| REQUIREMENT |
Transcribe the records exactly. Pictures do not belong in the transcription.

(begin)

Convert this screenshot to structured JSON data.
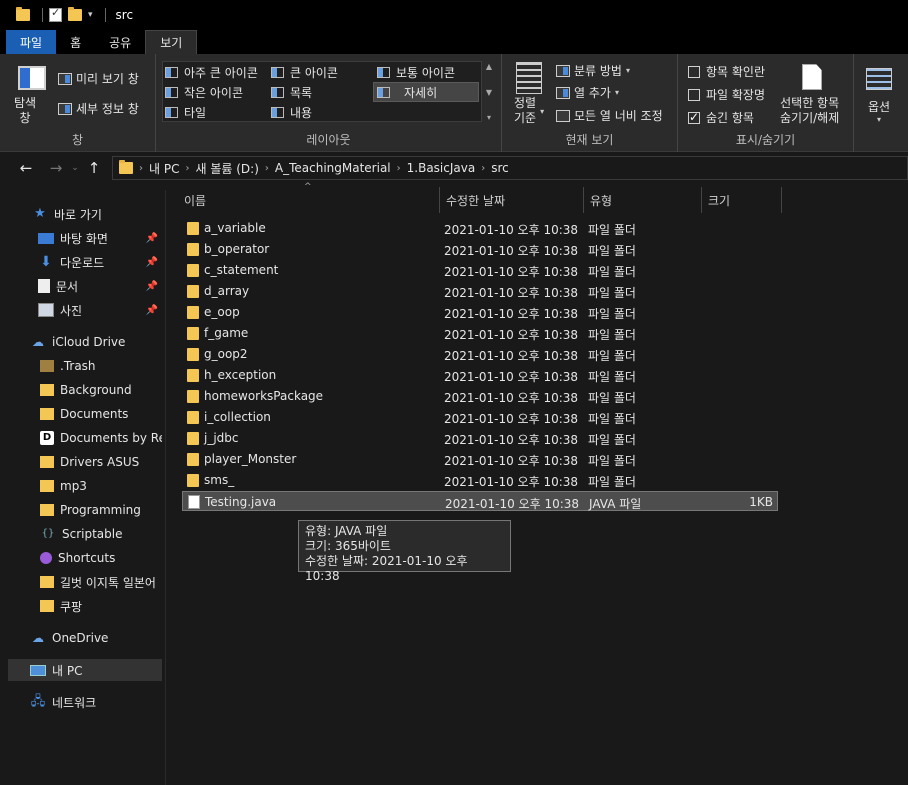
{
  "window": {
    "title": "src"
  },
  "tabs": [
    "파일",
    "홈",
    "공유",
    "보기"
  ],
  "ribbon": {
    "pane": {
      "nav_pane": "탐색\n창",
      "preview": "미리 보기 창",
      "details": "세부 정보 창",
      "label": "창"
    },
    "layout": {
      "items": [
        "아주 큰 아이콘",
        "큰 아이콘",
        "보통 아이콘",
        "작은 아이콘",
        "목록",
        "자세히",
        "타일",
        "내용"
      ],
      "selected": "자세히",
      "label": "레이아웃"
    },
    "current_view": {
      "sort": "정렬\n기준",
      "group_by": "분류 방법",
      "add_columns": "열 추가",
      "size_all_columns": "모든 열 너비 조정",
      "label": "현재 보기"
    },
    "show_hide": {
      "item_checkboxes": "항목 확인란",
      "file_extensions": "파일 확장명",
      "hidden_items": "숨긴 항목",
      "hide_selected": "선택한 항목\n숨기기/해제",
      "label": "표시/숨기기",
      "checks": {
        "item_checkboxes": false,
        "file_extensions": false,
        "hidden_items": true
      }
    },
    "options": "옵션"
  },
  "breadcrumb": [
    "내 PC",
    "새 볼륨 (D:)",
    "A_TeachingMaterial",
    "1.BasicJava",
    "src"
  ],
  "nav": {
    "quick_access": "바로 가기",
    "pinned": [
      "바탕 화면",
      "다운로드",
      "문서",
      "사진"
    ],
    "icloud": "iCloud Drive",
    "icloud_items": [
      ".Trash",
      "Background",
      "Documents",
      "Documents by Rea",
      "Drivers ASUS",
      "mp3",
      "Programming",
      "Scriptable",
      "Shortcuts",
      "길벗 이지톡 일본어",
      "쿠팡"
    ],
    "onedrive": "OneDrive",
    "this_pc": "내 PC",
    "network": "네트워크"
  },
  "columns": {
    "name": "이름",
    "modified": "수정한 날짜",
    "type": "유형",
    "size": "크기"
  },
  "files": [
    {
      "name": "a_variable",
      "modified": "2021-01-10 오후 10:38",
      "type": "파일 폴더",
      "size": "",
      "kind": "folder"
    },
    {
      "name": "b_operator",
      "modified": "2021-01-10 오후 10:38",
      "type": "파일 폴더",
      "size": "",
      "kind": "folder"
    },
    {
      "name": "c_statement",
      "modified": "2021-01-10 오후 10:38",
      "type": "파일 폴더",
      "size": "",
      "kind": "folder"
    },
    {
      "name": "d_array",
      "modified": "2021-01-10 오후 10:38",
      "type": "파일 폴더",
      "size": "",
      "kind": "folder"
    },
    {
      "name": "e_oop",
      "modified": "2021-01-10 오후 10:38",
      "type": "파일 폴더",
      "size": "",
      "kind": "folder"
    },
    {
      "name": "f_game",
      "modified": "2021-01-10 오후 10:38",
      "type": "파일 폴더",
      "size": "",
      "kind": "folder"
    },
    {
      "name": "g_oop2",
      "modified": "2021-01-10 오후 10:38",
      "type": "파일 폴더",
      "size": "",
      "kind": "folder"
    },
    {
      "name": "h_exception",
      "modified": "2021-01-10 오후 10:38",
      "type": "파일 폴더",
      "size": "",
      "kind": "folder"
    },
    {
      "name": "homeworksPackage",
      "modified": "2021-01-10 오후 10:38",
      "type": "파일 폴더",
      "size": "",
      "kind": "folder"
    },
    {
      "name": "i_collection",
      "modified": "2021-01-10 오후 10:38",
      "type": "파일 폴더",
      "size": "",
      "kind": "folder"
    },
    {
      "name": "j_jdbc",
      "modified": "2021-01-10 오후 10:38",
      "type": "파일 폴더",
      "size": "",
      "kind": "folder"
    },
    {
      "name": "player_Monster",
      "modified": "2021-01-10 오후 10:38",
      "type": "파일 폴더",
      "size": "",
      "kind": "folder"
    },
    {
      "name": "sms_",
      "modified": "2021-01-10 오후 10:38",
      "type": "파일 폴더",
      "size": "",
      "kind": "folder"
    },
    {
      "name": "Testing.java",
      "modified": "2021-01-10 오후 10:38",
      "type": "JAVA 파일",
      "size": "1KB",
      "kind": "file"
    }
  ],
  "tooltip": {
    "type": "유형: JAVA 파일",
    "size": "크기: 365바이트",
    "modified": "수정한 날짜: 2021-01-10 오후 10:38"
  }
}
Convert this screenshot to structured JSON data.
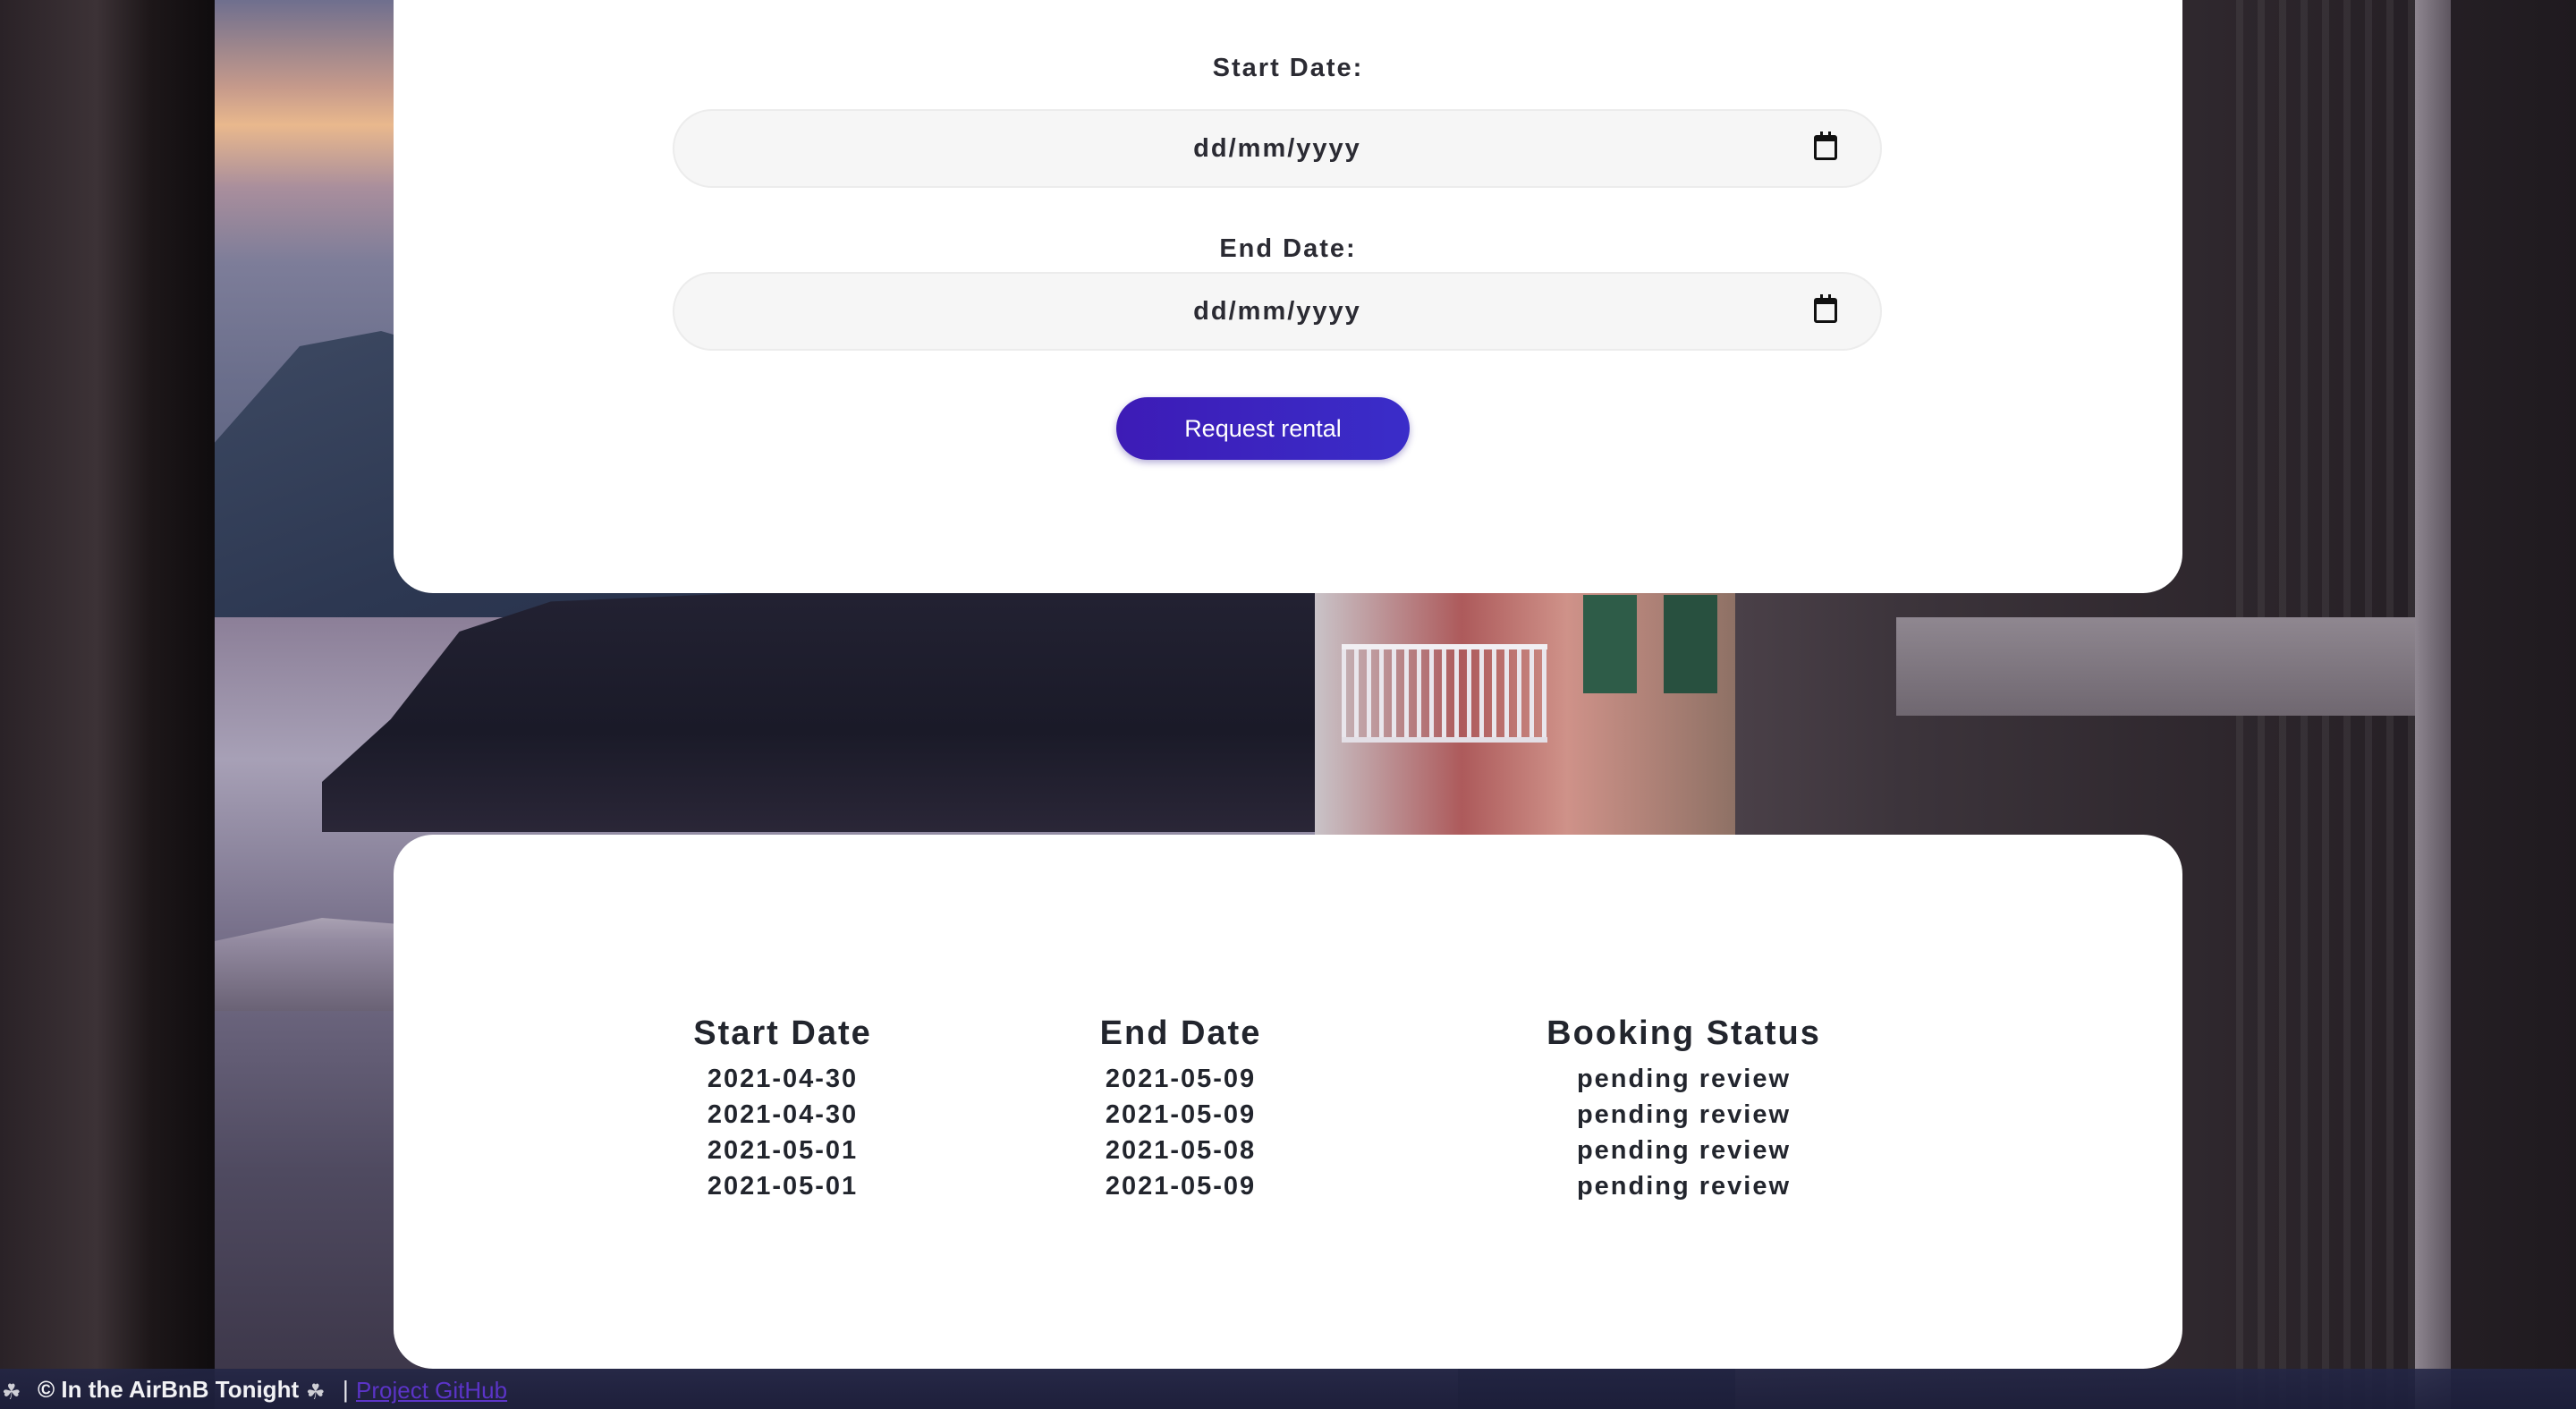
{
  "rental_form": {
    "start_label": "Start Date:",
    "start_placeholder": "dd/mm/yyyy",
    "end_label": "End Date:",
    "end_placeholder": "dd/mm/yyyy",
    "submit_label": "Request rental",
    "icons": {
      "date_picker": "calendar-icon"
    }
  },
  "bookings": {
    "headers": [
      "Start Date",
      "End Date",
      "Booking Status"
    ],
    "rows": [
      [
        "2021-04-30",
        "2021-05-09",
        "pending review"
      ],
      [
        "2021-04-30",
        "2021-05-09",
        "pending review"
      ],
      [
        "2021-05-01",
        "2021-05-08",
        "pending review"
      ],
      [
        "2021-05-01",
        "2021-05-09",
        "pending review"
      ]
    ]
  },
  "footer": {
    "copyright": "© In the AirBnB Tonight",
    "separator": "|",
    "github_link": "Project GitHub",
    "icons": [
      "leaf-icon",
      "leaf-icon"
    ]
  },
  "colors": {
    "accent": "#3d1bb6",
    "link": "#5b34c7",
    "card_bg": "#ffffff",
    "input_bg": "#f6f6f6",
    "footer_bg": "#232646"
  }
}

(end)

| TASK OUTPUT |
Convert this screenshot to structured JSON data.
{
  "window": {
    "title": "src"
  },
  "tabs": [
    "파일",
    "홈",
    "공유",
    "보기"
  ],
  "ribbon": {
    "pane": {
      "nav_pane": "탐색\n창",
      "preview": "미리 보기 창",
      "details": "세부 정보 창",
      "label": "창"
    },
    "layout": {
      "items": [
        "아주 큰 아이콘",
        "큰 아이콘",
        "보통 아이콘",
        "작은 아이콘",
        "목록",
        "자세히",
        "타일",
        "내용"
      ],
      "selected": "자세히",
      "label": "레이아웃"
    },
    "current_view": {
      "sort": "정렬\n기준",
      "group_by": "분류 방법",
      "add_columns": "열 추가",
      "size_all_columns": "모든 열 너비 조정",
      "label": "현재 보기"
    },
    "show_hide": {
      "item_checkboxes": "항목 확인란",
      "file_extensions": "파일 확장명",
      "hidden_items": "숨긴 항목",
      "hide_selected": "선택한 항목\n숨기기/해제",
      "label": "표시/숨기기",
      "checks": {
        "item_checkboxes": false,
        "file_extensions": false,
        "hidden_items": true
      }
    },
    "options": "옵션"
  },
  "breadcrumb": [
    "내 PC",
    "새 볼륨 (D:)",
    "A_TeachingMaterial",
    "1.BasicJava",
    "src"
  ],
  "nav": {
    "quick_access": "바로 가기",
    "pinned": [
      "바탕 화면",
      "다운로드",
      "문서",
      "사진"
    ],
    "icloud": "iCloud Drive",
    "icloud_items": [
      ".Trash",
      "Background",
      "Documents",
      "Documents by Rea",
      "Drivers ASUS",
      "mp3",
      "Programming",
      "Scriptable",
      "Shortcuts",
      "길벗 이지톡 일본어",
      "쿠팡"
    ],
    "onedrive": "OneDrive",
    "this_pc": "내 PC",
    "network": "네트워크"
  },
  "columns": {
    "name": "이름",
    "modified": "수정한 날짜",
    "type": "유형",
    "size": "크기"
  },
  "files": [
    {
      "name": "a_variable",
      "modified": "2021-01-10 오후 10:38",
      "type": "파일 폴더",
      "size": "",
      "kind": "folder"
    },
    {
      "name": "b_operator",
      "modified": "2021-01-10 오후 10:38",
      "type": "파일 폴더",
      "size": "",
      "kind": "folder"
    },
    {
      "name": "c_statement",
      "modified": "2021-01-10 오후 10:38",
      "type": "파일 폴더",
      "size": "",
      "kind": "folder"
    },
    {
      "name": "d_array",
      "modified": "2021-01-10 오후 10:38",
      "type": "파일 폴더",
      "size": "",
      "kind": "folder"
    },
    {
      "name": "e_oop",
      "modified": "2021-01-10 오후 10:38",
      "type": "파일 폴더",
      "size": "",
      "kind": "folder"
    },
    {
      "name": "f_game",
      "modified": "2021-01-10 오후 10:38",
      "type": "파일 폴더",
      "size": "",
      "kind": "folder"
    },
    {
      "name": "g_oop2",
      "modified": "2021-01-10 오후 10:38",
      "type": "파일 폴더",
      "size": "",
      "kind": "folder"
    },
    {
      "name": "h_exception",
      "modified": "2021-01-10 오후 10:38",
      "type": "파일 폴더",
      "size": "",
      "kind": "folder"
    },
    {
      "name": "homeworksPackage",
      "modified": "2021-01-10 오후 10:38",
      "type": "파일 폴더",
      "size": "",
      "kind": "folder"
    },
    {
      "name": "i_collection",
      "modified": "2021-01-10 오후 10:38",
      "type": "파일 폴더",
      "size": "",
      "kind": "folder"
    },
    {
      "name": "j_jdbc",
      "modified": "2021-01-10 오후 10:38",
      "type": "파일 폴더",
      "size": "",
      "kind": "folder"
    },
    {
      "name": "player_Monster",
      "modified": "2021-01-10 오후 10:38",
      "type": "파일 폴더",
      "size": "",
      "kind": "folder"
    },
    {
      "name": "sms_",
      "modified": "2021-01-10 오후 10:38",
      "type": "파일 폴더",
      "size": "",
      "kind": "folder"
    },
    {
      "name": "Testing.java",
      "modified": "2021-01-10 오후 10:38",
      "type": "JAVA 파일",
      "size": "1KB",
      "kind": "file"
    }
  ],
  "tooltip": {
    "type": "유형: JAVA 파일",
    "size": "크기: 365바이트",
    "modified": "수정한 날짜: 2021-01-10 오후 10:38"
  }
}
Convert this screenshot to structured JSON data.
{
  "rental_form": {
    "start_label": "Start Date:",
    "start_placeholder": "dd/mm/yyyy",
    "end_label": "End Date:",
    "end_placeholder": "dd/mm/yyyy",
    "submit_label": "Request rental",
    "icons": {
      "date_picker": "calendar-icon"
    }
  },
  "bookings": {
    "headers": [
      "Start Date",
      "End Date",
      "Booking Status"
    ],
    "rows": [
      [
        "2021-04-30",
        "2021-05-09",
        "pending review"
      ],
      [
        "2021-04-30",
        "2021-05-09",
        "pending review"
      ],
      [
        "2021-05-01",
        "2021-05-08",
        "pending review"
      ],
      [
        "2021-05-01",
        "2021-05-09",
        "pending review"
      ]
    ]
  },
  "footer": {
    "copyright": "© In the AirBnB Tonight",
    "separator": "|",
    "github_link": "Project GitHub",
    "icons": [
      "leaf-icon",
      "leaf-icon"
    ]
  },
  "colors": {
    "accent": "#3d1bb6",
    "link": "#5b34c7",
    "card_bg": "#ffffff",
    "input_bg": "#f6f6f6",
    "footer_bg": "#232646"
  }
}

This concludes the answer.